# [Work instructions]
Give back the line where "Extract all readable text from this page." appears and all the lines after it until the listing ends, unchanged and with nothing else.

----

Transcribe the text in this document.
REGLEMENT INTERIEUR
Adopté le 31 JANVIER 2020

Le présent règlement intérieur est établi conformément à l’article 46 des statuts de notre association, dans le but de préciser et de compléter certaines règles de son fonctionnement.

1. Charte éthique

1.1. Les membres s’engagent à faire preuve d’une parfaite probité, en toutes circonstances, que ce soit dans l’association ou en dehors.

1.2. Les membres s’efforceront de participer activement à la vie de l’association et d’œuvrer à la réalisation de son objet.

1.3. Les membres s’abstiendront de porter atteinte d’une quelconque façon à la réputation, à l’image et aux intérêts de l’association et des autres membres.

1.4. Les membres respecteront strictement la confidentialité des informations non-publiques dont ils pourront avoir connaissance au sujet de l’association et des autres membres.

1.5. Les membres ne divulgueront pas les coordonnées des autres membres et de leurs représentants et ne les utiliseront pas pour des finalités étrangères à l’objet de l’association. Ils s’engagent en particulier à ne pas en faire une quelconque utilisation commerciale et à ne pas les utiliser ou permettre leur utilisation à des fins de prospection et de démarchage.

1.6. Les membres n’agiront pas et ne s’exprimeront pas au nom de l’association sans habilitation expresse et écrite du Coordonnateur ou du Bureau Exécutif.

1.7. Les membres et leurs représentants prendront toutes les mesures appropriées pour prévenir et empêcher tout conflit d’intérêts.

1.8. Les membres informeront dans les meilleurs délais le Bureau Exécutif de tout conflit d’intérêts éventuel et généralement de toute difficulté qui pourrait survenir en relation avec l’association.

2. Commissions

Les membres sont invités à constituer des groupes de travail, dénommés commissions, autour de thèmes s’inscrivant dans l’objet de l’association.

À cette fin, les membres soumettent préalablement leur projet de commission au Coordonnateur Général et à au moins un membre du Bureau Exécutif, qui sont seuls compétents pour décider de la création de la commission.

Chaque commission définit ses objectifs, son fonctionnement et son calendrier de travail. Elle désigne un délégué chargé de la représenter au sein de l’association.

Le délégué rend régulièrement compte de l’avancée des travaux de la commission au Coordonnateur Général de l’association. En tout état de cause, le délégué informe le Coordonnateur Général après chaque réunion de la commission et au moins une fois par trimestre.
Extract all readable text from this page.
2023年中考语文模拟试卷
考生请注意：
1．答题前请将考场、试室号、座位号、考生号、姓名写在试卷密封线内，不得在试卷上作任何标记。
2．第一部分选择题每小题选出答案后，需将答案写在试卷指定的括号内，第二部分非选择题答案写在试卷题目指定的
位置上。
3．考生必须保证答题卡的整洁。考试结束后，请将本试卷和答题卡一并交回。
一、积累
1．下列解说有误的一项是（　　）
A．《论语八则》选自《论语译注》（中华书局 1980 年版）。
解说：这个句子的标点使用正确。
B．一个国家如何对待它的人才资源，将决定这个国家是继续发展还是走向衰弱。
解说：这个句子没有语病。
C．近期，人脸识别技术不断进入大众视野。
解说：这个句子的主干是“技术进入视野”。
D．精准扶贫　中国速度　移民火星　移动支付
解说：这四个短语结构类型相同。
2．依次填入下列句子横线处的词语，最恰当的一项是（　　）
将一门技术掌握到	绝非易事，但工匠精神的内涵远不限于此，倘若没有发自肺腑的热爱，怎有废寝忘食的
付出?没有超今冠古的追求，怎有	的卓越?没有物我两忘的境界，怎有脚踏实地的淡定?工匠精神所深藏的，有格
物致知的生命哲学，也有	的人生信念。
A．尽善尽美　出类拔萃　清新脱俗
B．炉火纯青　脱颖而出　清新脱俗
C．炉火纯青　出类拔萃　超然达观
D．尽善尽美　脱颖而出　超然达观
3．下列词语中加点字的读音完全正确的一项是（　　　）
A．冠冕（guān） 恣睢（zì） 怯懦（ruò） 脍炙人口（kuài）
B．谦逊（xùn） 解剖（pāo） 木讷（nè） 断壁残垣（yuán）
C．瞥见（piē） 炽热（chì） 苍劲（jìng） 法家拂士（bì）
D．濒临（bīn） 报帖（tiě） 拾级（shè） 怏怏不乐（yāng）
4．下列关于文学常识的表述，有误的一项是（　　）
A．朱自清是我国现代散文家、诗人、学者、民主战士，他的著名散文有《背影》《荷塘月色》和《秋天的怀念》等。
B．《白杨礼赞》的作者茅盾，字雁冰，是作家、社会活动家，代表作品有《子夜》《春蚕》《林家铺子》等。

----

# [Answer for this exercise]
Extract all readable text from this page.
2023年中考语文模拟试卷
考生请注意：
1．答题前请将考场、试室号、座位号、考生号、姓名写在试卷密封线内，不得在试卷上作任何标记。
2．第一部分选择题每小题选出答案后，需将答案写在试卷指定的括号内，第二部分非选择题答案写在试卷题目指定的
位置上。
3．考生必须保证答题卡的整洁。考试结束后，请将本试卷和答题卡一并交回。
一、积累
1．下列解说有误的一项是（　　）
A．《论语八则》选自《论语译注》（中华书局 1980 年版）。
解说：这个句子的标点使用正确。
B．一个国家如何对待它的人才资源，将决定这个国家是继续发展还是走向衰弱。
解说：这个句子没有语病。
C．近期，人脸识别技术不断进入大众视野。
解说：这个句子的主干是“技术进入视野”。
D．精准扶贫　中国速度　移民火星　移动支付
解说：这四个短语结构类型相同。
2．依次填入下列句子横线处的词语，最恰当的一项是（　　）
将一门技术掌握到	绝非易事，但工匠精神的内涵远不限于此，倘若没有发自肺腑的热爱，怎有废寝忘食的
付出?没有超今冠古的追求，怎有	的卓越?没有物我两忘的境界，怎有脚踏实地的淡定?工匠精神所深藏的，有格
物致知的生命哲学，也有	的人生信念。
A．尽善尽美　出类拔萃　清新脱俗
B．炉火纯青　脱颖而出　清新脱俗
C．炉火纯青　出类拔萃　超然达观
D．尽善尽美　脱颖而出　超然达观
3．下列词语中加点字的读音完全正确的一项是（　　　）
A．冠冕（guān） 恣睢（zì） 怯懦（ruò） 脍炙人口（kuài）
B．谦逊（xùn） 解剖（pāo） 木讷（nè） 断壁残垣（yuán）
C．瞥见（piē） 炽热（chì） 苍劲（jìng） 法家拂士（bì）
D．濒临（bīn） 报帖（tiě） 拾级（shè） 怏怏不乐（yāng）
4．下列关于文学常识的表述，有误的一项是（　　）
A．朱自清是我国现代散文家、诗人、学者、民主战士，他的著名散文有《背影》《荷塘月色》和《秋天的怀念》等。
B．《白杨礼赞》的作者茅盾，字雁冰，是作家、社会活动家，代表作品有《子夜》《春蚕》《林家铺子》等。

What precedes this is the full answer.